(Stored items)
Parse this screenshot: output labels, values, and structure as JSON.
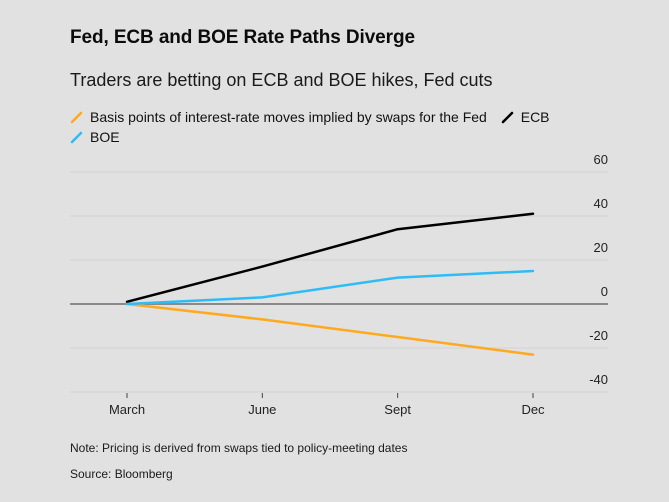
{
  "header": {
    "title": "Fed, ECB and BOE Rate Paths Diverge",
    "subtitle": "Traders are betting on ECB and BOE hikes, Fed cuts"
  },
  "legend": [
    {
      "label": "Basis points of interest-rate moves implied by swaps for the Fed",
      "color": "#ffa91f"
    },
    {
      "label": "ECB",
      "color": "#000000"
    },
    {
      "label": "BOE",
      "color": "#2ebcf6"
    }
  ],
  "footer": {
    "note": "Note: Pricing is derived from swaps tied to policy-meeting dates",
    "source": "Source: Bloomberg"
  },
  "chart_data": {
    "type": "line",
    "title": "Fed, ECB and BOE Rate Paths Diverge",
    "subtitle": "Traders are betting on ECB and BOE hikes, Fed cuts",
    "xlabel": "",
    "ylabel": "Basis points",
    "categories": [
      "March",
      "June",
      "Sept",
      "Dec"
    ],
    "ylim": [
      -45,
      60
    ],
    "yticks": [
      60,
      40,
      20,
      0,
      -20,
      -40
    ],
    "y_axis_side": "right",
    "grid": true,
    "legend_position": "top-left",
    "series": [
      {
        "name": "Fed",
        "color": "#ffa91f",
        "values": [
          0,
          -7,
          -15,
          -23
        ]
      },
      {
        "name": "ECB",
        "color": "#000000",
        "values": [
          1,
          17,
          34,
          41
        ]
      },
      {
        "name": "BOE",
        "color": "#2ebcf6",
        "values": [
          0,
          3,
          12,
          15
        ]
      }
    ]
  }
}
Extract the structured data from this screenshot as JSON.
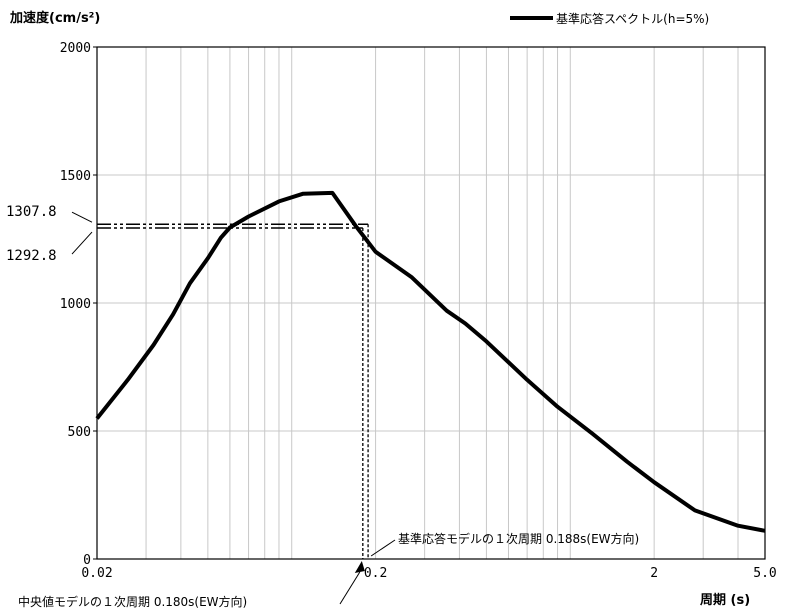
{
  "chart_data": {
    "type": "line",
    "xscale": "log",
    "ylabel": "加速度(cm/s²)",
    "xlabel": "周期 (s)",
    "legend": {
      "label": "基準応答スペクトル(h=5%)",
      "placement": "top-right"
    },
    "xlim": [
      0.02,
      5.0
    ],
    "ylim": [
      0,
      2000
    ],
    "y_ticks": [
      "0",
      "500",
      "1000",
      "1500",
      "2000"
    ],
    "x_ticks": [
      {
        "value": 0.02,
        "label": "0.02"
      },
      {
        "value": 0.2,
        "label": "0.2"
      },
      {
        "value": 2,
        "label": "2"
      },
      {
        "value": 5.0,
        "label": "5.0"
      }
    ],
    "series": [
      {
        "name": "基準応答スペクトル(h=5%)",
        "x": [
          0.02,
          0.0258,
          0.0319,
          0.0375,
          0.0431,
          0.05,
          0.0557,
          0.06,
          0.07,
          0.09,
          0.11,
          0.14,
          0.17,
          0.2,
          0.27,
          0.36,
          0.42,
          0.5,
          0.7,
          0.9,
          1.2,
          1.6,
          2.0,
          2.8,
          4.0,
          5.0
        ],
        "y": [
          549,
          700,
          836,
          956,
          1077,
          1175,
          1255,
          1295,
          1338,
          1397,
          1427,
          1430,
          1300,
          1200,
          1100,
          970,
          920,
          850,
          700,
          595,
          490,
          380,
          300,
          190,
          130,
          110
        ]
      }
    ],
    "annotations": {
      "levels": [
        {
          "value": 1307.8,
          "label": "1307.8"
        },
        {
          "value": 1292.8,
          "label": "1292.8"
        }
      ],
      "periods": [
        {
          "value": 0.188,
          "label": "基準応答モデルの１次周期 0.188s(EW方向)"
        },
        {
          "value": 0.18,
          "label": "中央値モデルの１次周期 0.180s(EW方向)"
        }
      ]
    },
    "grid": true,
    "colors": {
      "line": "#000000",
      "grid": "#c8c8c8",
      "axis": "#000000"
    }
  }
}
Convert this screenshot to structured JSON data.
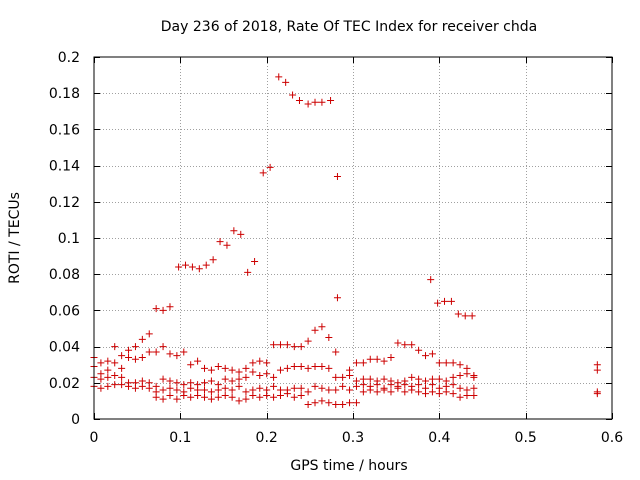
{
  "chart_data": {
    "type": "scatter",
    "title": "Day 236 of 2018, Rate Of TEC Index for receiver chda",
    "xlabel": "GPS time / hours",
    "ylabel": "ROTI / TECUs",
    "xlim": [
      0,
      0.6
    ],
    "ylim": [
      0,
      0.2
    ],
    "xticks": [
      0,
      0.1,
      0.2,
      0.3,
      0.4,
      0.5,
      0.6
    ],
    "xtick_labels": [
      "0",
      "0.1",
      "0.2",
      "0.3",
      "0.4",
      "0.5",
      "0.6"
    ],
    "yticks": [
      0,
      0.02,
      0.04,
      0.06,
      0.08,
      0.1,
      0.12,
      0.14,
      0.16,
      0.18,
      0.2
    ],
    "ytick_labels": [
      "0",
      "0.02",
      "0.04",
      "0.06",
      "0.08",
      "0.1",
      "0.12",
      "0.14",
      "0.16",
      "0.18",
      "0.2"
    ],
    "grid": true,
    "marker": "plus",
    "color": "#cc0000",
    "series": [
      {
        "values": [
          [
            0.0,
            0.034
          ],
          [
            0.008,
            0.031
          ],
          [
            0.016,
            0.032
          ],
          [
            0.024,
            0.04
          ],
          [
            0.032,
            0.035
          ],
          [
            0.04,
            0.038
          ],
          [
            0.048,
            0.04
          ],
          [
            0.056,
            0.044
          ],
          [
            0.064,
            0.047
          ],
          [
            0.072,
            0.061
          ],
          [
            0.08,
            0.06
          ],
          [
            0.088,
            0.062
          ],
          [
            0.098,
            0.084
          ],
          [
            0.106,
            0.085
          ],
          [
            0.114,
            0.084
          ],
          [
            0.122,
            0.083
          ],
          [
            0.13,
            0.085
          ],
          [
            0.138,
            0.088
          ],
          [
            0.146,
            0.098
          ],
          [
            0.154,
            0.096
          ],
          [
            0.162,
            0.104
          ],
          [
            0.17,
            0.102
          ],
          [
            0.178,
            0.081
          ],
          [
            0.186,
            0.087
          ],
          [
            0.196,
            0.136
          ],
          [
            0.204,
            0.139
          ],
          [
            0.214,
            0.189
          ],
          [
            0.222,
            0.186
          ],
          [
            0.23,
            0.179
          ],
          [
            0.238,
            0.176
          ],
          [
            0.248,
            0.174
          ],
          [
            0.256,
            0.175
          ],
          [
            0.264,
            0.175
          ],
          [
            0.274,
            0.176
          ],
          [
            0.282,
            0.134
          ],
          [
            0.282,
            0.067
          ],
          [
            0.39,
            0.077
          ],
          [
            0.398,
            0.064
          ],
          [
            0.406,
            0.065
          ],
          [
            0.414,
            0.065
          ],
          [
            0.422,
            0.058
          ],
          [
            0.43,
            0.057
          ],
          [
            0.438,
            0.057
          ],
          [
            0.583,
            0.03
          ]
        ]
      },
      {
        "values": [
          [
            0.0,
            0.029
          ],
          [
            0.008,
            0.025
          ],
          [
            0.016,
            0.027
          ],
          [
            0.024,
            0.031
          ],
          [
            0.032,
            0.028
          ],
          [
            0.04,
            0.034
          ],
          [
            0.048,
            0.033
          ],
          [
            0.056,
            0.034
          ],
          [
            0.064,
            0.037
          ],
          [
            0.072,
            0.037
          ],
          [
            0.08,
            0.04
          ],
          [
            0.088,
            0.036
          ],
          [
            0.096,
            0.035
          ],
          [
            0.104,
            0.037
          ],
          [
            0.112,
            0.03
          ],
          [
            0.12,
            0.032
          ],
          [
            0.128,
            0.028
          ],
          [
            0.136,
            0.027
          ],
          [
            0.144,
            0.029
          ],
          [
            0.152,
            0.028
          ],
          [
            0.16,
            0.027
          ],
          [
            0.168,
            0.026
          ],
          [
            0.176,
            0.028
          ],
          [
            0.184,
            0.031
          ],
          [
            0.192,
            0.032
          ],
          [
            0.2,
            0.031
          ],
          [
            0.208,
            0.041
          ],
          [
            0.216,
            0.041
          ],
          [
            0.224,
            0.041
          ],
          [
            0.232,
            0.04
          ],
          [
            0.24,
            0.04
          ],
          [
            0.248,
            0.043
          ],
          [
            0.256,
            0.049
          ],
          [
            0.264,
            0.051
          ],
          [
            0.272,
            0.045
          ],
          [
            0.28,
            0.037
          ],
          [
            0.296,
            0.027
          ],
          [
            0.304,
            0.031
          ],
          [
            0.312,
            0.031
          ],
          [
            0.32,
            0.033
          ],
          [
            0.328,
            0.033
          ],
          [
            0.336,
            0.032
          ],
          [
            0.344,
            0.034
          ],
          [
            0.352,
            0.042
          ],
          [
            0.36,
            0.041
          ],
          [
            0.368,
            0.041
          ],
          [
            0.376,
            0.038
          ],
          [
            0.384,
            0.035
          ],
          [
            0.392,
            0.036
          ],
          [
            0.4,
            0.031
          ],
          [
            0.408,
            0.031
          ],
          [
            0.416,
            0.031
          ],
          [
            0.424,
            0.03
          ],
          [
            0.432,
            0.028
          ],
          [
            0.44,
            0.023
          ],
          [
            0.583,
            0.027
          ]
        ]
      },
      {
        "values": [
          [
            0.0,
            0.023
          ],
          [
            0.008,
            0.022
          ],
          [
            0.016,
            0.023
          ],
          [
            0.024,
            0.024
          ],
          [
            0.032,
            0.023
          ],
          [
            0.04,
            0.02
          ],
          [
            0.048,
            0.02
          ],
          [
            0.056,
            0.021
          ],
          [
            0.064,
            0.02
          ],
          [
            0.072,
            0.018
          ],
          [
            0.08,
            0.022
          ],
          [
            0.088,
            0.021
          ],
          [
            0.096,
            0.02
          ],
          [
            0.104,
            0.019
          ],
          [
            0.112,
            0.02
          ],
          [
            0.12,
            0.019
          ],
          [
            0.128,
            0.02
          ],
          [
            0.136,
            0.021
          ],
          [
            0.144,
            0.019
          ],
          [
            0.152,
            0.022
          ],
          [
            0.16,
            0.021
          ],
          [
            0.168,
            0.022
          ],
          [
            0.176,
            0.023
          ],
          [
            0.184,
            0.026
          ],
          [
            0.192,
            0.024
          ],
          [
            0.2,
            0.025
          ],
          [
            0.208,
            0.023
          ],
          [
            0.216,
            0.027
          ],
          [
            0.224,
            0.028
          ],
          [
            0.232,
            0.029
          ],
          [
            0.24,
            0.029
          ],
          [
            0.248,
            0.028
          ],
          [
            0.256,
            0.029
          ],
          [
            0.264,
            0.029
          ],
          [
            0.272,
            0.028
          ],
          [
            0.28,
            0.023
          ],
          [
            0.288,
            0.023
          ],
          [
            0.296,
            0.024
          ],
          [
            0.304,
            0.021
          ],
          [
            0.312,
            0.022
          ],
          [
            0.32,
            0.022
          ],
          [
            0.328,
            0.021
          ],
          [
            0.336,
            0.022
          ],
          [
            0.344,
            0.021
          ],
          [
            0.352,
            0.02
          ],
          [
            0.36,
            0.021
          ],
          [
            0.368,
            0.023
          ],
          [
            0.376,
            0.022
          ],
          [
            0.384,
            0.021
          ],
          [
            0.392,
            0.022
          ],
          [
            0.4,
            0.022
          ],
          [
            0.408,
            0.021
          ],
          [
            0.416,
            0.023
          ],
          [
            0.424,
            0.024
          ],
          [
            0.432,
            0.025
          ],
          [
            0.44,
            0.024
          ]
        ]
      },
      {
        "values": [
          [
            0.0,
            0.018
          ],
          [
            0.008,
            0.017
          ],
          [
            0.016,
            0.018
          ],
          [
            0.024,
            0.019
          ],
          [
            0.032,
            0.019
          ],
          [
            0.04,
            0.018
          ],
          [
            0.048,
            0.017
          ],
          [
            0.056,
            0.018
          ],
          [
            0.064,
            0.017
          ],
          [
            0.072,
            0.015
          ],
          [
            0.08,
            0.016
          ],
          [
            0.088,
            0.017
          ],
          [
            0.096,
            0.016
          ],
          [
            0.104,
            0.015
          ],
          [
            0.112,
            0.017
          ],
          [
            0.12,
            0.016
          ],
          [
            0.128,
            0.016
          ],
          [
            0.136,
            0.015
          ],
          [
            0.144,
            0.016
          ],
          [
            0.152,
            0.017
          ],
          [
            0.16,
            0.016
          ],
          [
            0.168,
            0.018
          ],
          [
            0.176,
            0.015
          ],
          [
            0.184,
            0.016
          ],
          [
            0.192,
            0.017
          ],
          [
            0.2,
            0.016
          ],
          [
            0.208,
            0.018
          ],
          [
            0.216,
            0.016
          ],
          [
            0.224,
            0.016
          ],
          [
            0.232,
            0.017
          ],
          [
            0.24,
            0.017
          ],
          [
            0.248,
            0.015
          ],
          [
            0.256,
            0.018
          ],
          [
            0.264,
            0.017
          ],
          [
            0.272,
            0.016
          ],
          [
            0.28,
            0.016
          ],
          [
            0.288,
            0.018
          ],
          [
            0.296,
            0.016
          ],
          [
            0.304,
            0.018
          ],
          [
            0.312,
            0.019
          ],
          [
            0.32,
            0.018
          ],
          [
            0.328,
            0.019
          ],
          [
            0.336,
            0.017
          ],
          [
            0.344,
            0.019
          ],
          [
            0.352,
            0.018
          ],
          [
            0.36,
            0.019
          ],
          [
            0.368,
            0.018
          ],
          [
            0.376,
            0.019
          ],
          [
            0.384,
            0.017
          ],
          [
            0.392,
            0.019
          ],
          [
            0.4,
            0.017
          ],
          [
            0.408,
            0.018
          ],
          [
            0.416,
            0.019
          ],
          [
            0.424,
            0.017
          ],
          [
            0.432,
            0.016
          ],
          [
            0.44,
            0.017
          ]
        ]
      },
      {
        "values": [
          [
            0.072,
            0.012
          ],
          [
            0.08,
            0.011
          ],
          [
            0.088,
            0.013
          ],
          [
            0.096,
            0.011
          ],
          [
            0.104,
            0.013
          ],
          [
            0.112,
            0.012
          ],
          [
            0.12,
            0.013
          ],
          [
            0.128,
            0.012
          ],
          [
            0.136,
            0.011
          ],
          [
            0.144,
            0.012
          ],
          [
            0.152,
            0.013
          ],
          [
            0.16,
            0.012
          ],
          [
            0.168,
            0.01
          ],
          [
            0.176,
            0.011
          ],
          [
            0.184,
            0.013
          ],
          [
            0.192,
            0.012
          ],
          [
            0.2,
            0.013
          ],
          [
            0.208,
            0.012
          ],
          [
            0.216,
            0.013
          ],
          [
            0.224,
            0.014
          ],
          [
            0.232,
            0.012
          ],
          [
            0.24,
            0.013
          ],
          [
            0.248,
            0.008
          ],
          [
            0.256,
            0.009
          ],
          [
            0.264,
            0.01
          ],
          [
            0.272,
            0.009
          ],
          [
            0.28,
            0.008
          ],
          [
            0.288,
            0.008
          ],
          [
            0.296,
            0.009
          ],
          [
            0.304,
            0.009
          ],
          [
            0.312,
            0.015
          ],
          [
            0.32,
            0.016
          ],
          [
            0.328,
            0.015
          ],
          [
            0.336,
            0.016
          ],
          [
            0.344,
            0.015
          ],
          [
            0.352,
            0.017
          ],
          [
            0.36,
            0.015
          ],
          [
            0.368,
            0.016
          ],
          [
            0.376,
            0.015
          ],
          [
            0.384,
            0.014
          ],
          [
            0.392,
            0.015
          ],
          [
            0.4,
            0.014
          ],
          [
            0.408,
            0.015
          ],
          [
            0.416,
            0.014
          ],
          [
            0.424,
            0.012
          ],
          [
            0.432,
            0.013
          ],
          [
            0.44,
            0.013
          ],
          [
            0.583,
            0.014
          ],
          [
            0.583,
            0.015
          ]
        ]
      }
    ]
  }
}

(Problem requirements): Of the lines in the data above, how many contain the word "points"? Give only that figure.

(Reply): 2